• 課題
SAS治療と歯科連携を扱う本文では、日本呼吸器学会によると、成人男性の何%にSASがみられるとされていますか。

• 対象テキスト
++++++++++

『睡眠時無呼吸症候群(SAS)』治療における歯科連携の重要性
「睡眠時無呼吸症候群(SAS)」は、夜間のいびきや日中の強い眠気、集中力の低下など、日常生活にさまざまな影響を及ぼす疾患です。
SASの診断や治療は、耳鼻咽喉科や呼吸器内科といった専門の診療科が中心となって行いますが、歯科との連携が患者の疾患の改善に大きく寄与することがあります。
特に「口腔内装置(マウスピース)」は、SASの基本的な治療であるCPAP療法の代替療法や補助療法として用いられることもあり、歯科医師の協力が欠かせません。
SAS治療に関心のある歯科医院に向けて、歯科連携の重要性について説明します。
健康リスクのあるSASは口腔内構造が原因?
「睡眠時無呼吸症候群(SAS)」とは、眠っている間に何度も呼吸が止まったり、浅くなったりを繰り返す病気です。
睡眠時に無呼吸状態が続くと、身体は常に酸欠状態となり、睡眠中に脳が覚醒を繰り返すため、深い眠りが得られません。
結果として、日中に強い眠気を感じたり、集中力が続かなくなったりするだけでなく、頭痛や倦怠感といった症状にもつながります。
さらに深刻なのは、SASが引き起こす全身への影響です。
睡眠中の酸欠状態は、心臓や血管に大きな負担をかけ、高血圧、不整脈、心筋梗塞、脳卒中といった循環器疾患のリスクを高めます。
日本呼吸器学会によれば、成人男性の約3~7%、女性の約2~5%にみられ、SAS患者は非患者に比べて高血圧や心筋梗塞、脳卒中などを引き起こす危険性が高いことが報告されています。
ただし、睡眠時に機器を使用して圧縮した空気を気道に送り込む「CPAP(持続陽圧呼吸療法)」など、適切な治療を行うことで、疾患のリスクを下げることが可能です。
また、こうしたSASの治療においては、歯科との連携が診断や治療に役立つ場合があります。
SASは気道が狭くなることで起こりますが、その原因の一つとして、口腔内の構造が関わっているケースも少なくありません。
たとえば、舌が通常よりも大きい「巨舌」の場合、仰向けに寝た際に舌が喉の奥に落ち込みやすく、気道を塞いでしまうことがあります。

++++++++++

• 提供資料

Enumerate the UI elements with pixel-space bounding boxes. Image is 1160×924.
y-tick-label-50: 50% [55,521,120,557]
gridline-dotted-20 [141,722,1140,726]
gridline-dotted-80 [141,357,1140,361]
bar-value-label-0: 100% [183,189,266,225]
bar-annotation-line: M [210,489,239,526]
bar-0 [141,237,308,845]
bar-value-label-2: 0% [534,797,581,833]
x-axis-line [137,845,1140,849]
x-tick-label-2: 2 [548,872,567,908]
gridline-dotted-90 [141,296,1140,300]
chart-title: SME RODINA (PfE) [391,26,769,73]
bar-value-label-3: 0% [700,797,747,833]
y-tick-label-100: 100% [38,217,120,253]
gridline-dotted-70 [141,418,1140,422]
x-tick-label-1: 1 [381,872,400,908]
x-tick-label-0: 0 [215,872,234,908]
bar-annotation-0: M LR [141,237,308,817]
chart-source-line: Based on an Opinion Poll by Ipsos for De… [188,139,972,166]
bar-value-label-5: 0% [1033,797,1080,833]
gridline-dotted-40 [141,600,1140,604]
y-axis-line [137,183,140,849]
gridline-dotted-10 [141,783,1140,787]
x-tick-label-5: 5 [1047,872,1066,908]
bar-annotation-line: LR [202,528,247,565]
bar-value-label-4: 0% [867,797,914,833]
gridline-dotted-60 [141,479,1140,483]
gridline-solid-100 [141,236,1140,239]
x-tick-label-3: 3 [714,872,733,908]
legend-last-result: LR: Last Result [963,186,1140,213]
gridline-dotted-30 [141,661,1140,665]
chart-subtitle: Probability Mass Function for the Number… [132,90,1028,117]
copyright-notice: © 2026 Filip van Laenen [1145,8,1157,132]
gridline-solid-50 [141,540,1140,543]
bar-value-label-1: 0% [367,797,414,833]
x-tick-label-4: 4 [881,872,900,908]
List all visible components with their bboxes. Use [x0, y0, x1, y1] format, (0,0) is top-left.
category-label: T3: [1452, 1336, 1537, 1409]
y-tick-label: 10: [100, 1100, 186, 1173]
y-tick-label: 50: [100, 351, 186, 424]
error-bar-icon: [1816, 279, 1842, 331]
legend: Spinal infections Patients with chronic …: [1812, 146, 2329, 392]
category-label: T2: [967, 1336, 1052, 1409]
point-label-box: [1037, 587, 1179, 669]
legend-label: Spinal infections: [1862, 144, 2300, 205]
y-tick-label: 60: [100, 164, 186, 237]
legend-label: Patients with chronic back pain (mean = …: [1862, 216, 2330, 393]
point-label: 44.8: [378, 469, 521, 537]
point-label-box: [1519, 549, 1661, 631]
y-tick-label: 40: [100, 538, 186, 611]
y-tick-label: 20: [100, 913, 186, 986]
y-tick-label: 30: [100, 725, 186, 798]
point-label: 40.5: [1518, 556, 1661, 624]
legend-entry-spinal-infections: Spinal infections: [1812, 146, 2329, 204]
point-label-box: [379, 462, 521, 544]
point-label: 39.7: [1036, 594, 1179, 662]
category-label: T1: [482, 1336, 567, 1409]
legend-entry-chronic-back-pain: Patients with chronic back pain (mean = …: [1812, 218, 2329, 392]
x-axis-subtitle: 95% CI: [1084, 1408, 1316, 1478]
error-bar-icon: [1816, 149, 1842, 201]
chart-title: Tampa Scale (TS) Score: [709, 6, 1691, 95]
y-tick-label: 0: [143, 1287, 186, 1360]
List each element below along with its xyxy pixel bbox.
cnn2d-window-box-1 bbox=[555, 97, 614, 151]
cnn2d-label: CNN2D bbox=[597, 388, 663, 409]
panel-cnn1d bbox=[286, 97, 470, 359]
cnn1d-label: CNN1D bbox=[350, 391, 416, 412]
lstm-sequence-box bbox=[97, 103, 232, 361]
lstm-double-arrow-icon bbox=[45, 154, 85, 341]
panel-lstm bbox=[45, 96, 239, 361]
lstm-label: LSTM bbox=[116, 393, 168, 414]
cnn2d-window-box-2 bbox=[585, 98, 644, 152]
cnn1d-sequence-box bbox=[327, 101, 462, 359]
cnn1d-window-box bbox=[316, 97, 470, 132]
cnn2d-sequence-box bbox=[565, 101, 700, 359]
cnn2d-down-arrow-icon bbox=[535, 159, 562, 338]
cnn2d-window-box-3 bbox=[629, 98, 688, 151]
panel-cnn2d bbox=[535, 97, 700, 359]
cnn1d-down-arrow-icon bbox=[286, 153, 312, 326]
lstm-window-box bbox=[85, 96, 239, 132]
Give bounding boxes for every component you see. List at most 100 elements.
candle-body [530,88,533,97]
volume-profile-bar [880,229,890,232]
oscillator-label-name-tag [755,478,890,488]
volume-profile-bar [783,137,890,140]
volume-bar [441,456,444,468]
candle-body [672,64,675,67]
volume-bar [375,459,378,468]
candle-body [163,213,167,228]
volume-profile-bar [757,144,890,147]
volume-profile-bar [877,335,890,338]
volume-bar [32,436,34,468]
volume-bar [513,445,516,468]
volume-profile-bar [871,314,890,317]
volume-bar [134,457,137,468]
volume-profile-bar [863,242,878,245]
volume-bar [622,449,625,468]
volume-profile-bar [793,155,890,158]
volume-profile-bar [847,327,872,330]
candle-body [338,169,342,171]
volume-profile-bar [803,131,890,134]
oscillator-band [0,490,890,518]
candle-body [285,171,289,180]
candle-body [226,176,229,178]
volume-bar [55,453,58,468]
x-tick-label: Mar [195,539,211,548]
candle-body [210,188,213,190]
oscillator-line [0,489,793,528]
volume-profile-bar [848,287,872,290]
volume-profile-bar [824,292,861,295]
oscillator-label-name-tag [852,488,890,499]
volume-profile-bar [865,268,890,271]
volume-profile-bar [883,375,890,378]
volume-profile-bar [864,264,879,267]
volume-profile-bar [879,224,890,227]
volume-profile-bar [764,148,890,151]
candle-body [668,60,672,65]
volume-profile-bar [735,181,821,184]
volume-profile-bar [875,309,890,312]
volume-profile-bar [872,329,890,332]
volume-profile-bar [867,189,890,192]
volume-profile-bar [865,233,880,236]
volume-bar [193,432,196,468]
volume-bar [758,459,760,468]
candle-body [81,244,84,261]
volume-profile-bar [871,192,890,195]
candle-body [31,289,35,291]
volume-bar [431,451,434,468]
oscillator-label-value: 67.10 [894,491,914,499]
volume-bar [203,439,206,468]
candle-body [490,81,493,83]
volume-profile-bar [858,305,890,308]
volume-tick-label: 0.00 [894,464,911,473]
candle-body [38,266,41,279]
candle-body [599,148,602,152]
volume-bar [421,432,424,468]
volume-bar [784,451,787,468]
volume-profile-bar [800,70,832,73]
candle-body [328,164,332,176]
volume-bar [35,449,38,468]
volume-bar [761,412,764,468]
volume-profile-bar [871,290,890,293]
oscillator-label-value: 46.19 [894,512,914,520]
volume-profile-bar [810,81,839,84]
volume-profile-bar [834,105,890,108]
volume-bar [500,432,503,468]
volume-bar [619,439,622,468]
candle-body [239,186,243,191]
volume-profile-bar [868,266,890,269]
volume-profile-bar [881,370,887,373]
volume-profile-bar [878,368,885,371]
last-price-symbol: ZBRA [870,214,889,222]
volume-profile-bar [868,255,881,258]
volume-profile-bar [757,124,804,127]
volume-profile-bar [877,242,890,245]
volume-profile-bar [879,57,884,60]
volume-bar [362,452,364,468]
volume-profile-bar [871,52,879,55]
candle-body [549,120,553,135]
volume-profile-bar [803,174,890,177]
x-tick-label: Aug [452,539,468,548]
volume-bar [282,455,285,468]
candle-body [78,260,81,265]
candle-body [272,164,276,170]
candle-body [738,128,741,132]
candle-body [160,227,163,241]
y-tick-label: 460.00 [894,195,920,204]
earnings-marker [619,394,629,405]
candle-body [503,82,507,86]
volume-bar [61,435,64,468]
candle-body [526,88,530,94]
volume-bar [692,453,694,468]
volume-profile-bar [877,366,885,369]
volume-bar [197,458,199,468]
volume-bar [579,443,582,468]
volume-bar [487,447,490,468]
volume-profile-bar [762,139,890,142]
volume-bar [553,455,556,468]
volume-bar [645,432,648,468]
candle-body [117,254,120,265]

++++++++++

• 出力結果
約3~7%です。